Task: A verbatim copy of the records is required, with all pictures left out.

== Recorded information

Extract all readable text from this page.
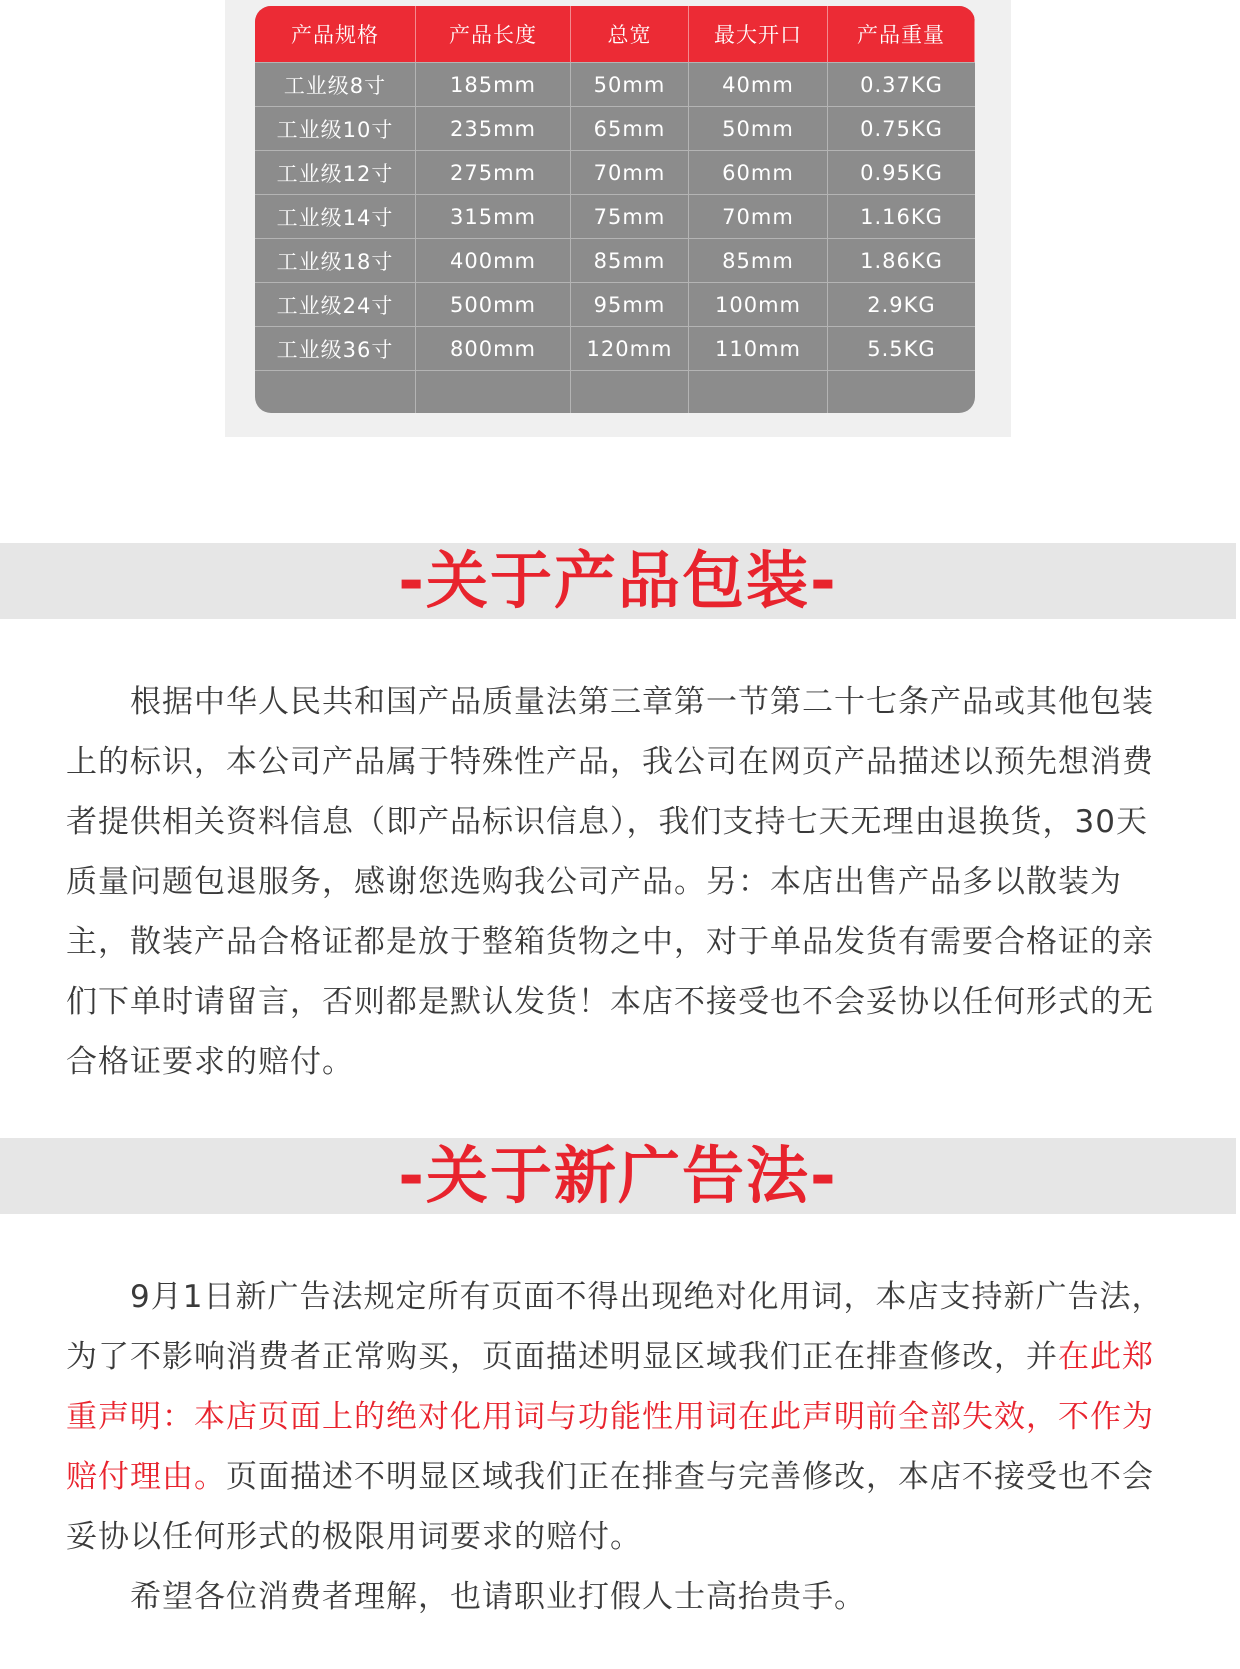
产品规格	产品长度	总宽	最大开口	产品重量
工业级8寸	185mm	50mm	40mm	0.37KG
工业级10寸	235mm	65mm	50mm	0.75KG
工业级12寸	275mm	70mm	60mm	0.95KG
工业级14寸	315mm	75mm	70mm	1.16KG
工业级18寸	400mm	85mm	85mm	1.86KG
工业级24寸	500mm	95mm	100mm	2.9KG
工业级36寸	800mm	120mm	110mm	5.5KG
-关于产品包装-

根据中华人民共和国产品质量法第三章第一节第二十七条产品或其他包装上的标识，本公司产品属于特殊性产品，我公司在网页产品描述以预先想消费者提供相关资料信息（即产品标识信息），我们支持七天无理由退换货，30天质量问题包退服务，感谢您选购我公司产品。另：本店出售产品多以散装为主，散装产品合格证都是放于整箱货物之中，对于单品发货有需要合格证的亲们下单时请留言，否则都是默认发货！本店不接受也不会妥协以任何形式的无合格证要求的赔付。

-关于新广告法-

9月1日新广告法规定所有页面不得出现绝对化用词，本店支持新广告法，为了不影响消费者正常购买，页面描述明显区域我们正在排查修改，并在此郑重声明：本店页面上的绝对化用词与功能性用词在此声明前全部失效，不作为赔付理由。页面描述不明显区域我们正在排查与完善修改，本店不接受也不会妥协以任何形式的极限用词要求的赔付。

希望各位消费者理解，也请职业打假人士高抬贵手。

====

Result for this exercise:
Extract all readable text from this page.
产品规格	产品长度	总宽	最大开口	产品重量
工业级8寸	185mm	50mm	40mm	0.37KG
工业级10寸	235mm	65mm	50mm	0.75KG
工业级12寸	275mm	70mm	60mm	0.95KG
工业级14寸	315mm	75mm	70mm	1.16KG
工业级18寸	400mm	85mm	85mm	1.86KG
工业级24寸	500mm	95mm	100mm	2.9KG
工业级36寸	800mm	120mm	110mm	5.5KG
-关于产品包装-

根据中华人民共和国产品质量法第三章第一节第二十七条产品或其他包装上的标识，本公司产品属于特殊性产品，我公司在网页产品描述以预先想消费者提供相关资料信息（即产品标识信息），我们支持七天无理由退换货，30天质量问题包退服务，感谢您选购我公司产品。另：本店出售产品多以散装为主，散装产品合格证都是放于整箱货物之中，对于单品发货有需要合格证的亲们下单时请留言，否则都是默认发货！本店不接受也不会妥协以任何形式的无合格证要求的赔付。

-关于新广告法-

9月1日新广告法规定所有页面不得出现绝对化用词，本店支持新广告法，为了不影响消费者正常购买，页面描述明显区域我们正在排查修改，并在此郑重声明：本店页面上的绝对化用词与功能性用词在此声明前全部失效，不作为赔付理由。页面描述不明显区域我们正在排查与完善修改，本店不接受也不会妥协以任何形式的极限用词要求的赔付。

希望各位消费者理解，也请职业打假人士高抬贵手。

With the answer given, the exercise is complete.